__INFORMATION SHOWN__.

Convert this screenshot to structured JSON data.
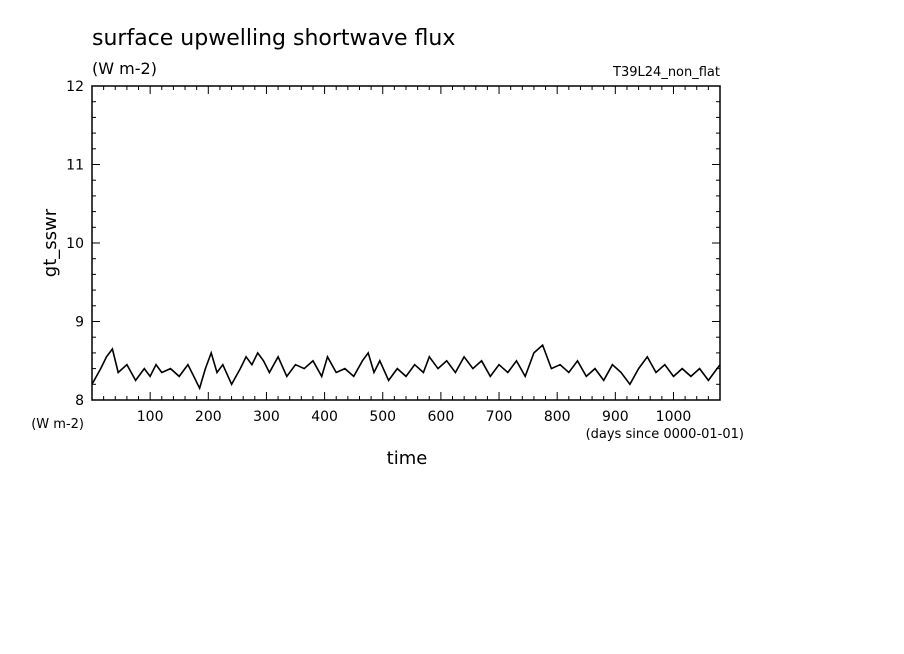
{
  "header": {
    "title": "surface upwelling shortwave flux",
    "units": "(W m-2)",
    "run_name": "T39L24_non_flat"
  },
  "axes": {
    "xlabel": "time",
    "x_units": "(days since 0000-01-01)",
    "ylabel": "gt_sswr",
    "y_units": "(W m-2)"
  },
  "chart_data": {
    "type": "line",
    "title": "surface upwelling shortwave flux",
    "xlabel": "time",
    "ylabel": "gt_sswr",
    "xlim": [
      0,
      1080
    ],
    "ylim": [
      8,
      12
    ],
    "x_ticks": [
      100,
      200,
      300,
      400,
      500,
      600,
      700,
      800,
      900,
      1000
    ],
    "y_ticks": [
      8,
      9,
      10,
      11,
      12
    ],
    "x_tick_labels": [
      "100",
      "200",
      "300",
      "400",
      "500",
      "600",
      "700",
      "800",
      "900",
      "1000"
    ],
    "y_tick_labels": [
      "8",
      "9",
      "10",
      "11",
      "12"
    ],
    "grid": false,
    "series": [
      {
        "x": [
          0,
          15,
          25,
          35,
          45,
          60,
          75,
          90,
          100,
          110,
          120,
          135,
          150,
          165,
          175,
          185,
          195,
          205,
          215,
          225,
          240,
          255,
          265,
          275,
          285,
          295,
          305,
          320,
          335,
          350,
          365,
          380,
          395,
          405,
          420,
          435,
          450,
          465,
          475,
          485,
          495,
          510,
          525,
          540,
          555,
          570,
          580,
          595,
          610,
          625,
          640,
          655,
          670,
          685,
          700,
          715,
          730,
          745,
          760,
          775,
          790,
          805,
          820,
          835,
          850,
          865,
          880,
          895,
          910,
          925,
          940,
          955,
          970,
          985,
          1000,
          1015,
          1030,
          1045,
          1060,
          1070,
          1080
        ],
        "y": [
          8.2,
          8.4,
          8.55,
          8.65,
          8.35,
          8.45,
          8.25,
          8.4,
          8.3,
          8.45,
          8.35,
          8.4,
          8.3,
          8.45,
          8.3,
          8.15,
          8.4,
          8.6,
          8.35,
          8.45,
          8.2,
          8.4,
          8.55,
          8.45,
          8.6,
          8.5,
          8.35,
          8.55,
          8.3,
          8.45,
          8.4,
          8.5,
          8.3,
          8.55,
          8.35,
          8.4,
          8.3,
          8.5,
          8.6,
          8.35,
          8.5,
          8.25,
          8.4,
          8.3,
          8.45,
          8.35,
          8.55,
          8.4,
          8.5,
          8.35,
          8.55,
          8.4,
          8.5,
          8.3,
          8.45,
          8.35,
          8.5,
          8.3,
          8.6,
          8.7,
          8.4,
          8.45,
          8.35,
          8.5,
          8.3,
          8.4,
          8.25,
          8.45,
          8.35,
          8.2,
          8.4,
          8.55,
          8.35,
          8.45,
          8.3,
          8.4,
          8.3,
          8.4,
          8.25,
          8.35,
          8.45
        ]
      }
    ]
  }
}
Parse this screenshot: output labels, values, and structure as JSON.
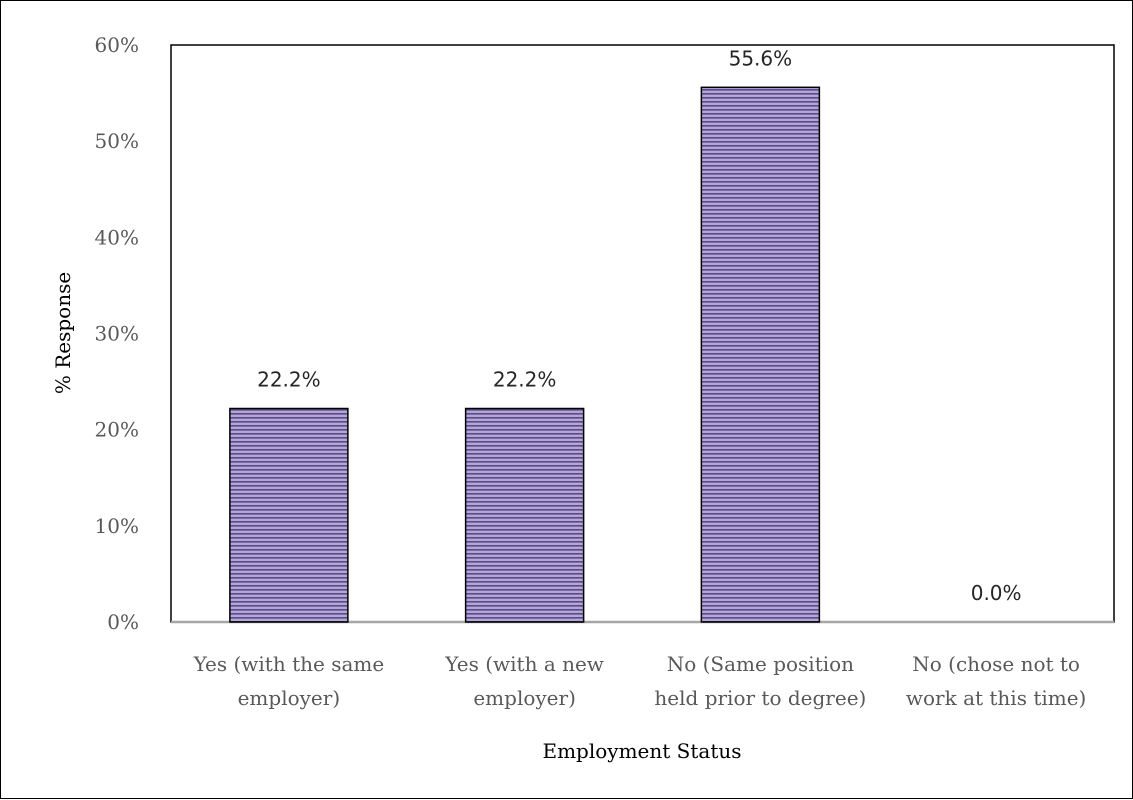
{
  "chart_data": {
    "type": "bar",
    "title": "",
    "xlabel": "Employment Status",
    "ylabel": "% Response",
    "categories": [
      [
        "Yes (with the same",
        "employer)"
      ],
      [
        "Yes (with a new",
        "employer)"
      ],
      [
        "No (Same position",
        "held prior to degree)"
      ],
      [
        "No (chose not to",
        "work at this time)"
      ]
    ],
    "values": [
      22.2,
      22.2,
      55.6,
      0.0
    ],
    "data_labels": [
      "22.2%",
      "22.2%",
      "55.6%",
      "0.0%"
    ],
    "ylim": [
      0,
      60
    ],
    "yticks": [
      0,
      10,
      20,
      30,
      40,
      50,
      60
    ],
    "ytick_labels": [
      "0%",
      "10%",
      "20%",
      "30%",
      "40%",
      "50%",
      "60%"
    ],
    "grid": false,
    "legend": "none",
    "colors": {
      "bar_fill": "#b4a7d6",
      "bar_stripe": "#5b4a8a",
      "bar_border": "#000000",
      "axis": "#a6a6a6",
      "plot_border": "#000000"
    }
  }
}
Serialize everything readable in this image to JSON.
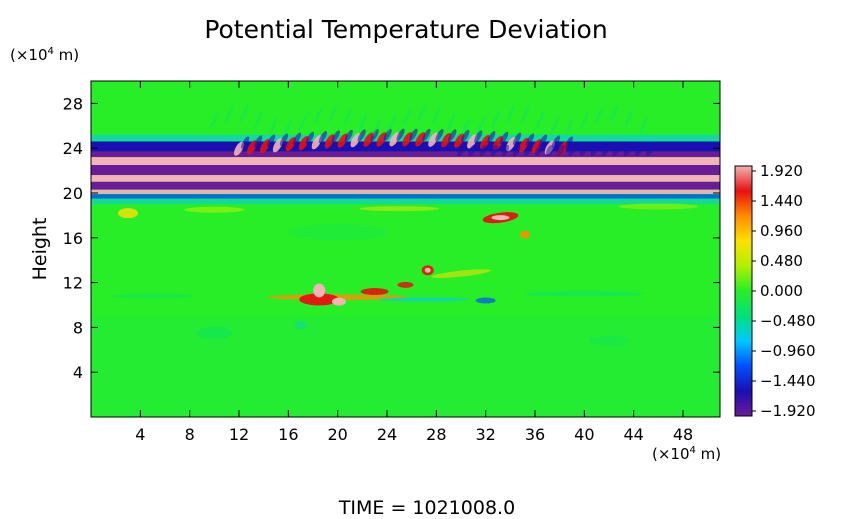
{
  "chart_data": {
    "type": "heatmap",
    "title": "Potential Temperature Deviation",
    "ylabel": "Height",
    "xunit_prefix": "(×10",
    "xunit_exp": "4",
    "xunit_suffix": " m)",
    "yunit_prefix": "(×10",
    "yunit_exp": "4",
    "yunit_suffix": " m)",
    "xlim": [
      0,
      51
    ],
    "ylim": [
      0,
      30
    ],
    "xticks": [
      4,
      8,
      12,
      16,
      20,
      24,
      28,
      32,
      36,
      40,
      44,
      48
    ],
    "yticks": [
      4,
      8,
      12,
      16,
      20,
      24,
      28
    ],
    "colorbar": {
      "range": [
        -1.92,
        1.92
      ],
      "labels": [
        "1.920",
        "1.440",
        "0.960",
        "0.480",
        "0.000",
        "−0.480",
        "−0.960",
        "−1.440",
        "−1.920"
      ],
      "colors": [
        "#6a1b9a",
        "#1a0fb0",
        "#0050ff",
        "#00c8ff",
        "#00e07a",
        "#28ee28",
        "#b0f000",
        "#ffe000",
        "#ff8c00",
        "#e81010",
        "#f2b4b4"
      ]
    },
    "background": "#28ee28",
    "footer_prefix": "TIME  =  ",
    "time": "1021008.0"
  }
}
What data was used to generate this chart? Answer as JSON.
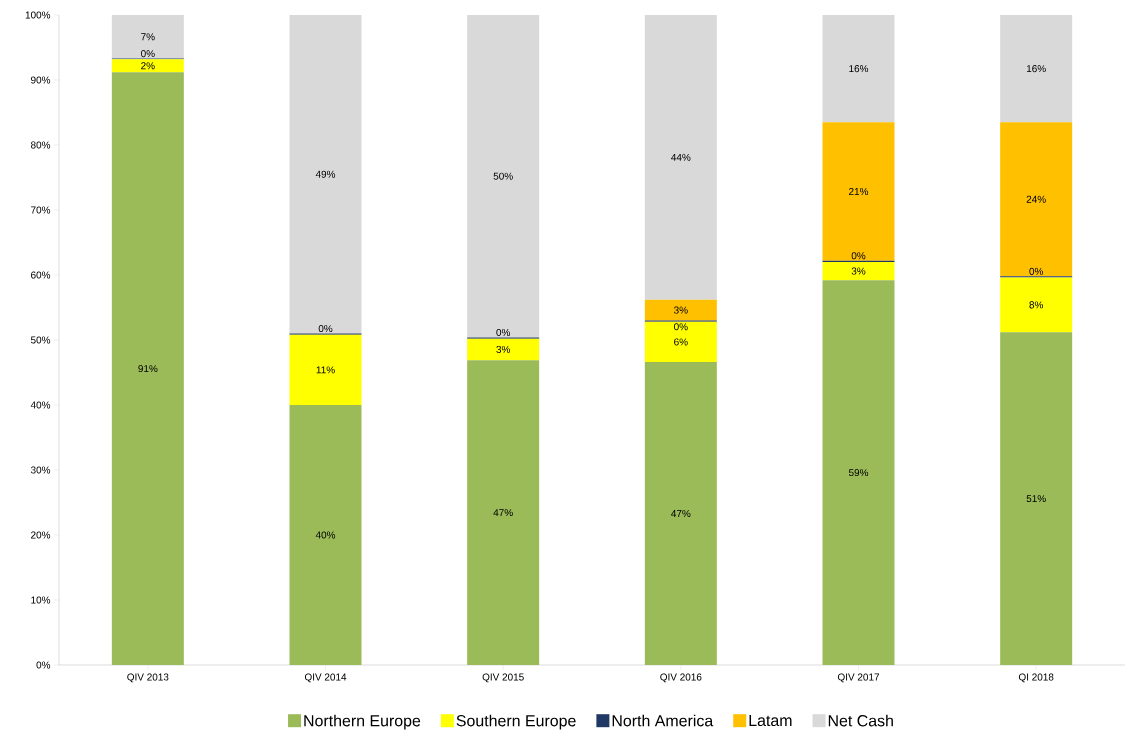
{
  "chart_data": {
    "type": "bar",
    "stacked": true,
    "legend": "bottom",
    "categories": [
      "QIV 2013",
      "QIV 2014",
      "QIV 2015",
      "QIV 2016",
      "QIV 2017",
      "QI 2018"
    ],
    "ylim": [
      0,
      100
    ],
    "yticks": [
      {
        "value": 0,
        "label": "0%"
      },
      {
        "value": 10,
        "label": "10%"
      },
      {
        "value": 20,
        "label": "20%"
      },
      {
        "value": 30,
        "label": "30%"
      },
      {
        "value": 40,
        "label": "40%"
      },
      {
        "value": 50,
        "label": "50%"
      },
      {
        "value": 60,
        "label": "60%"
      },
      {
        "value": 70,
        "label": "70%"
      },
      {
        "value": 80,
        "label": "80%"
      },
      {
        "value": 90,
        "label": "90%"
      },
      {
        "value": 100,
        "label": "100%"
      }
    ],
    "series": [
      {
        "name": "Northern Europe",
        "color": "#9bbb59",
        "values": [
          91.2,
          40.0,
          46.9,
          46.6,
          59.2,
          51.2
        ],
        "value_labels": [
          "91%",
          "40%",
          "47%",
          "47%",
          "59%",
          "51%"
        ]
      },
      {
        "name": "Southern Europe",
        "color": "#ffff00",
        "values": [
          2.0,
          10.8,
          3.3,
          6.2,
          2.8,
          8.4
        ],
        "value_labels": [
          "2%",
          "11%",
          "3%",
          "6%",
          "3%",
          "8%"
        ]
      },
      {
        "name": "North America",
        "color": "#1f3864",
        "values": [
          0.1,
          0.2,
          0.2,
          0.2,
          0.2,
          0.2
        ],
        "value_labels": [
          "0%",
          "0%",
          "0%",
          "0%",
          "0%",
          "0%"
        ]
      },
      {
        "name": "Latam",
        "color": "#ffc000",
        "values": [
          0,
          0,
          0,
          3.2,
          21.3,
          23.7
        ],
        "value_labels": [
          null,
          null,
          null,
          "3%",
          "21%",
          "24%"
        ]
      },
      {
        "name": "Net Cash",
        "color": "#d9d9d9",
        "values": [
          6.7,
          49.0,
          49.6,
          43.8,
          16.5,
          16.5
        ],
        "value_labels": [
          "7%",
          "49%",
          "50%",
          "44%",
          "16%",
          "16%"
        ]
      }
    ]
  }
}
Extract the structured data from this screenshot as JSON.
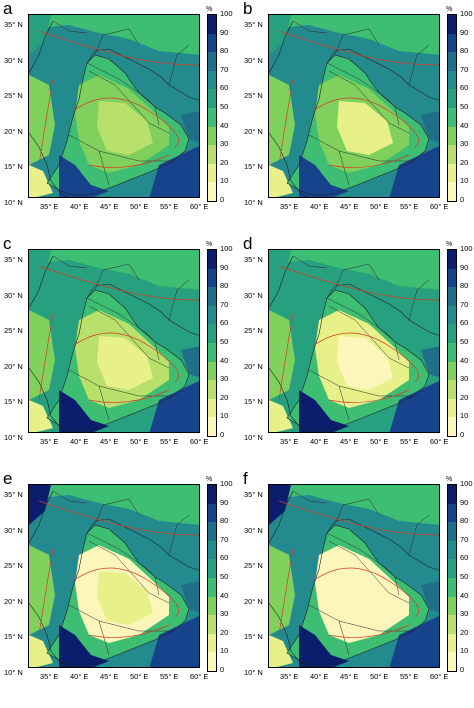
{
  "unit": "%",
  "colorbar": {
    "ticks": [
      "100",
      "90",
      "80",
      "70",
      "60",
      "50",
      "40",
      "30",
      "20",
      "10",
      "0"
    ],
    "colors": [
      "#0b1e6e",
      "#16438c",
      "#1f6f8b",
      "#238a8d",
      "#26a07e",
      "#3dbe72",
      "#7fd05c",
      "#b8e06a",
      "#e8f08a",
      "#fcf6bb"
    ]
  },
  "axis": {
    "y_labels": [
      "35° N",
      "30° N",
      "25° N",
      "20° N",
      "15° N",
      "10° N"
    ],
    "x_labels": [
      "35° E",
      "40° E",
      "45° E",
      "50° E",
      "55° E",
      "60° E"
    ]
  },
  "panels": [
    {
      "letter": "a"
    },
    {
      "letter": "b"
    },
    {
      "letter": "c"
    },
    {
      "letter": "d"
    },
    {
      "letter": "e"
    },
    {
      "letter": "f"
    }
  ]
}
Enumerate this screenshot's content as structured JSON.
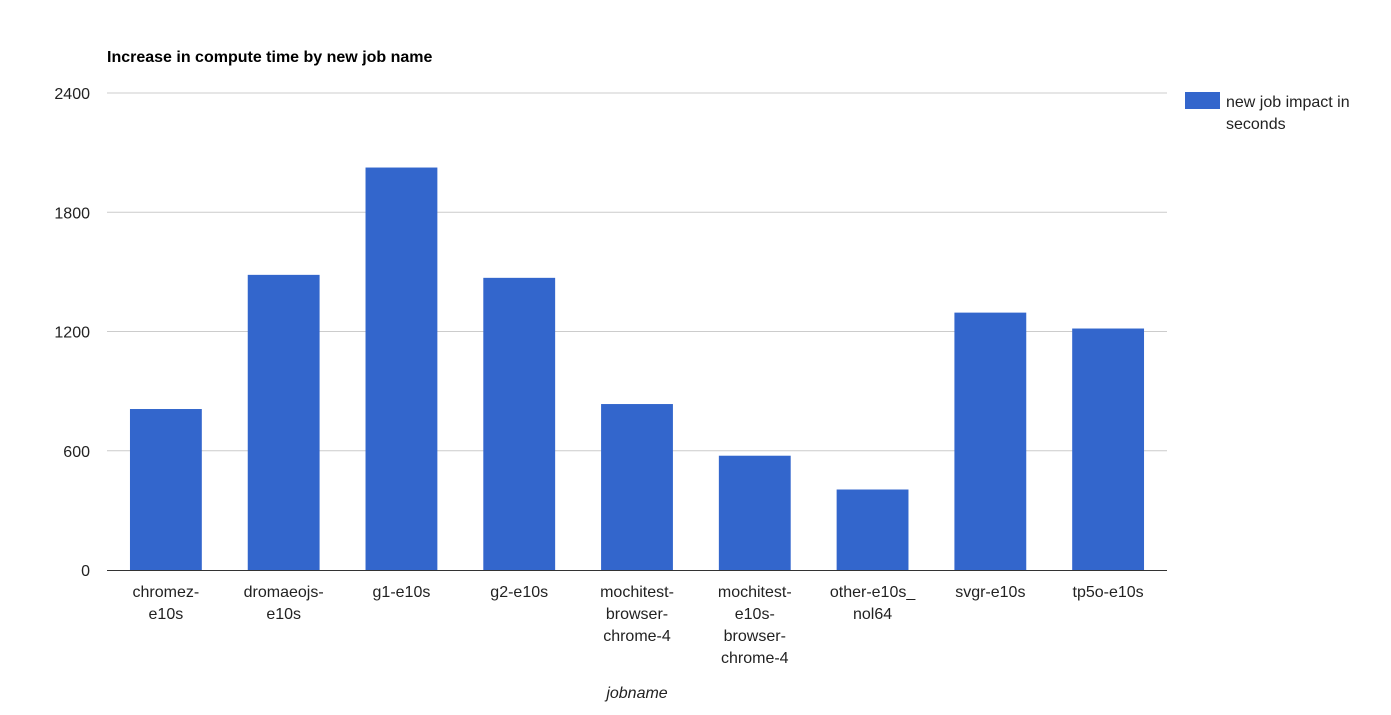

__GOAL__. Search the listing for the word "Europe". Copy every line in which it occurs.

__COMPLETED TASK__.
        "name": "Northern Europe",
        "name": "Southern Europe",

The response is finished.